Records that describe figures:

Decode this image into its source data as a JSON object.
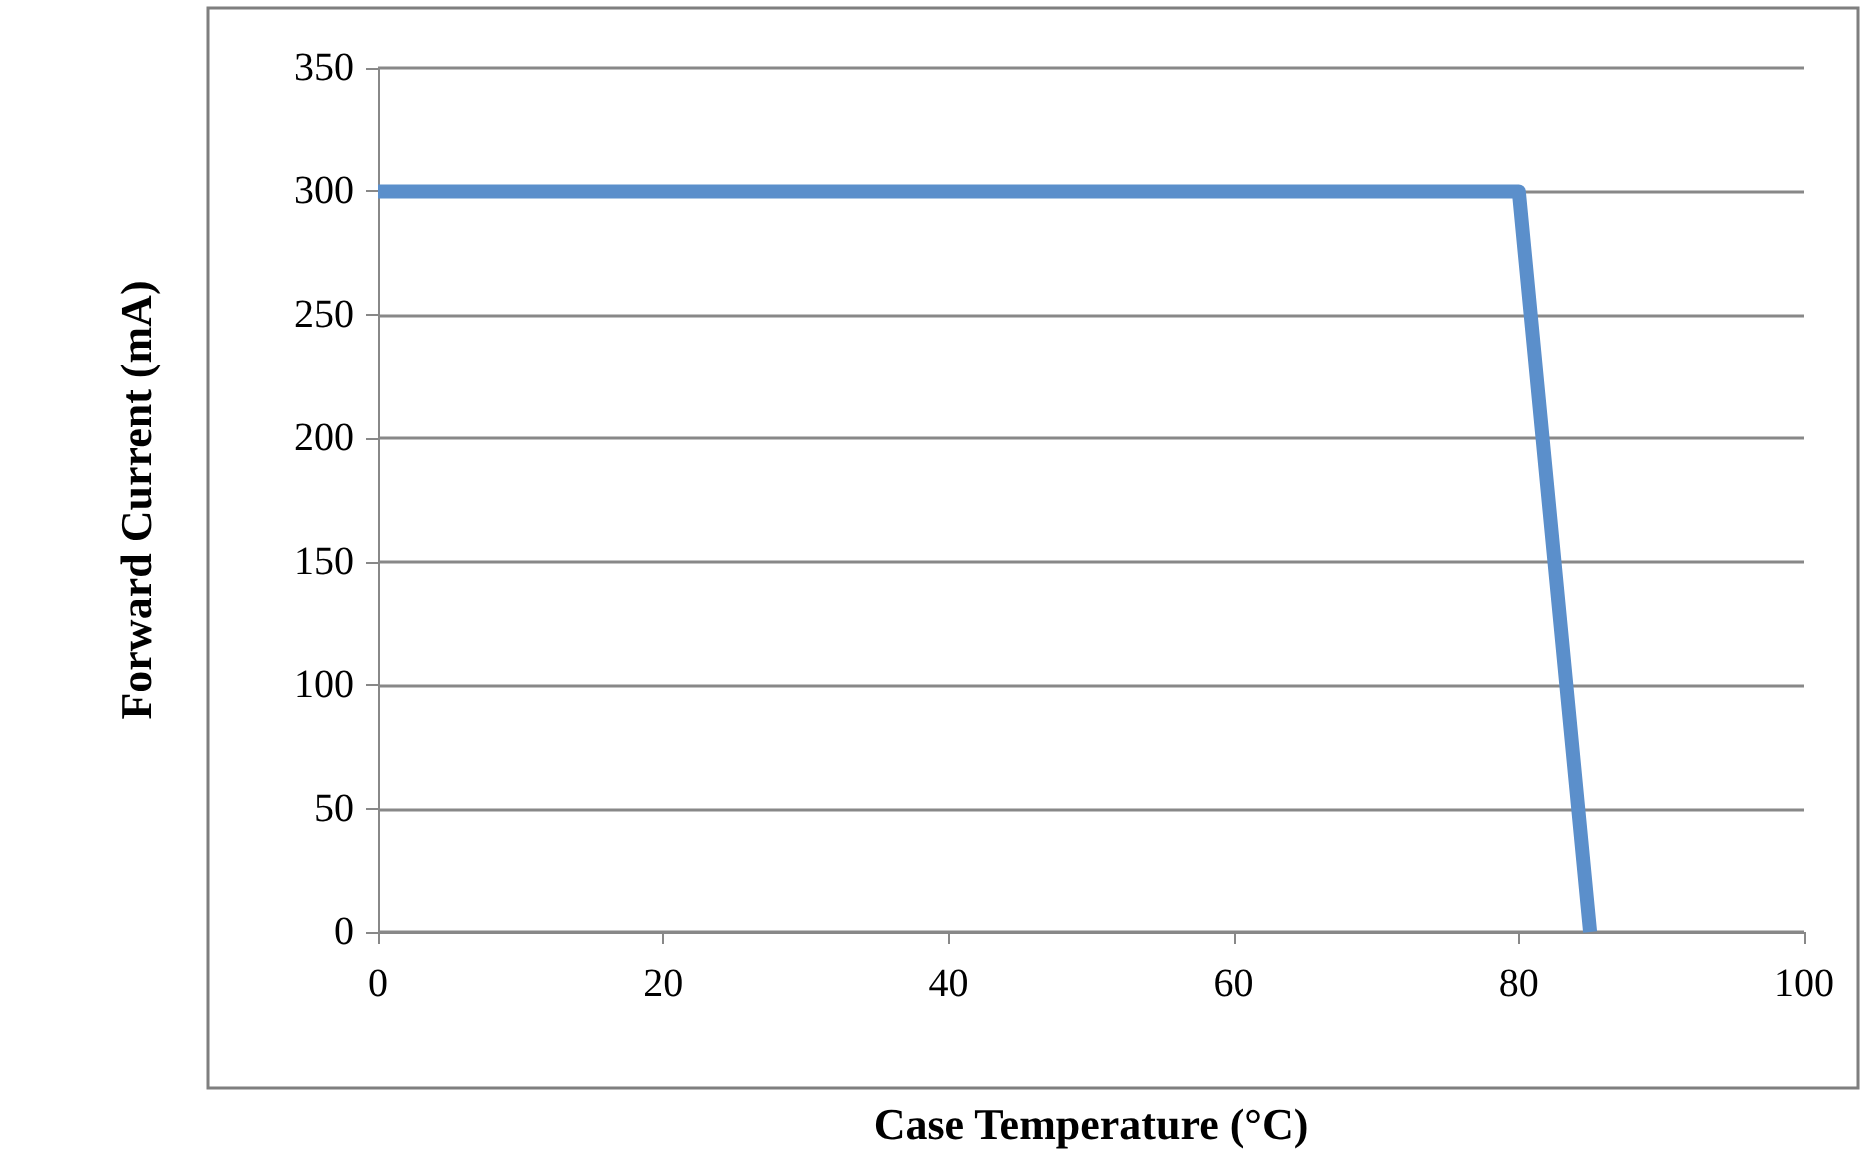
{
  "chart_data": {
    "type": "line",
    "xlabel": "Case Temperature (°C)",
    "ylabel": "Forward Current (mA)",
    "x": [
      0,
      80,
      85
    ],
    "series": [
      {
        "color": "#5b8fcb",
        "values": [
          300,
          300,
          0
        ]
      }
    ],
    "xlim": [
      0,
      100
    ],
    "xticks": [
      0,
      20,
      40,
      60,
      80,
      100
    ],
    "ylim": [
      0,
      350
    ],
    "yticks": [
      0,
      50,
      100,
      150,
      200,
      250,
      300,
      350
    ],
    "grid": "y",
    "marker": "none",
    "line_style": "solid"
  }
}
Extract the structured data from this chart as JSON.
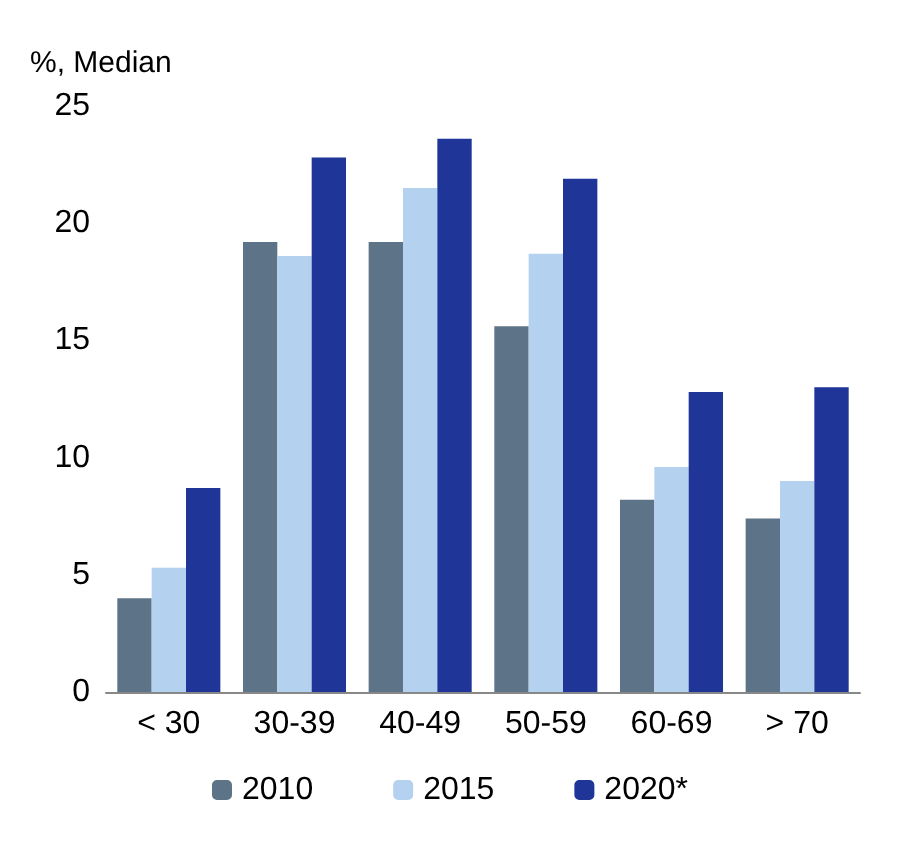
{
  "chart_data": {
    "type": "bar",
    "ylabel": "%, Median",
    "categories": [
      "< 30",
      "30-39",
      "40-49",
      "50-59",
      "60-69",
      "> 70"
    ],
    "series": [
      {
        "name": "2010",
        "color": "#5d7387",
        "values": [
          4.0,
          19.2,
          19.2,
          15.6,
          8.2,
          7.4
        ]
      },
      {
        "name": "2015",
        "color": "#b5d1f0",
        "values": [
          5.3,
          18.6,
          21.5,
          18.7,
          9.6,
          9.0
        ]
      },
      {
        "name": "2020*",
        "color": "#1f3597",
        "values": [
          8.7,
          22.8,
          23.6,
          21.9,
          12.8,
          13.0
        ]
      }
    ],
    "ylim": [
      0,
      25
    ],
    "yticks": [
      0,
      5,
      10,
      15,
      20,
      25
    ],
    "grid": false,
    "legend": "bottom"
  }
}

§ REQUIREMENTS
Reproduce all of the material exactly, apart from the pictures.

§ RESPONSE TO THE EXERCISE
Decode this image into its source data as a JSON object.
{
  "chart_data": {
    "type": "line",
    "xlabel": "Case Temperature (°C)",
    "ylabel": "Forward Current (mA)",
    "x": [
      0,
      80,
      85
    ],
    "series": [
      {
        "color": "#5b8fcb",
        "values": [
          300,
          300,
          0
        ]
      }
    ],
    "xlim": [
      0,
      100
    ],
    "xticks": [
      0,
      20,
      40,
      60,
      80,
      100
    ],
    "ylim": [
      0,
      350
    ],
    "yticks": [
      0,
      50,
      100,
      150,
      200,
      250,
      300,
      350
    ],
    "grid": "y",
    "marker": "none",
    "line_style": "solid"
  }
}
Extract the structured data from this chart as JSON.
{
  "chart_data": {
    "type": "bar",
    "ylabel": "%, Median",
    "categories": [
      "< 30",
      "30-39",
      "40-49",
      "50-59",
      "60-69",
      "> 70"
    ],
    "series": [
      {
        "name": "2010",
        "color": "#5d7387",
        "values": [
          4.0,
          19.2,
          19.2,
          15.6,
          8.2,
          7.4
        ]
      },
      {
        "name": "2015",
        "color": "#b5d1f0",
        "values": [
          5.3,
          18.6,
          21.5,
          18.7,
          9.6,
          9.0
        ]
      },
      {
        "name": "2020*",
        "color": "#1f3597",
        "values": [
          8.7,
          22.8,
          23.6,
          21.9,
          12.8,
          13.0
        ]
      }
    ],
    "ylim": [
      0,
      25
    ],
    "yticks": [
      0,
      5,
      10,
      15,
      20,
      25
    ],
    "grid": false,
    "legend": "bottom"
  }
}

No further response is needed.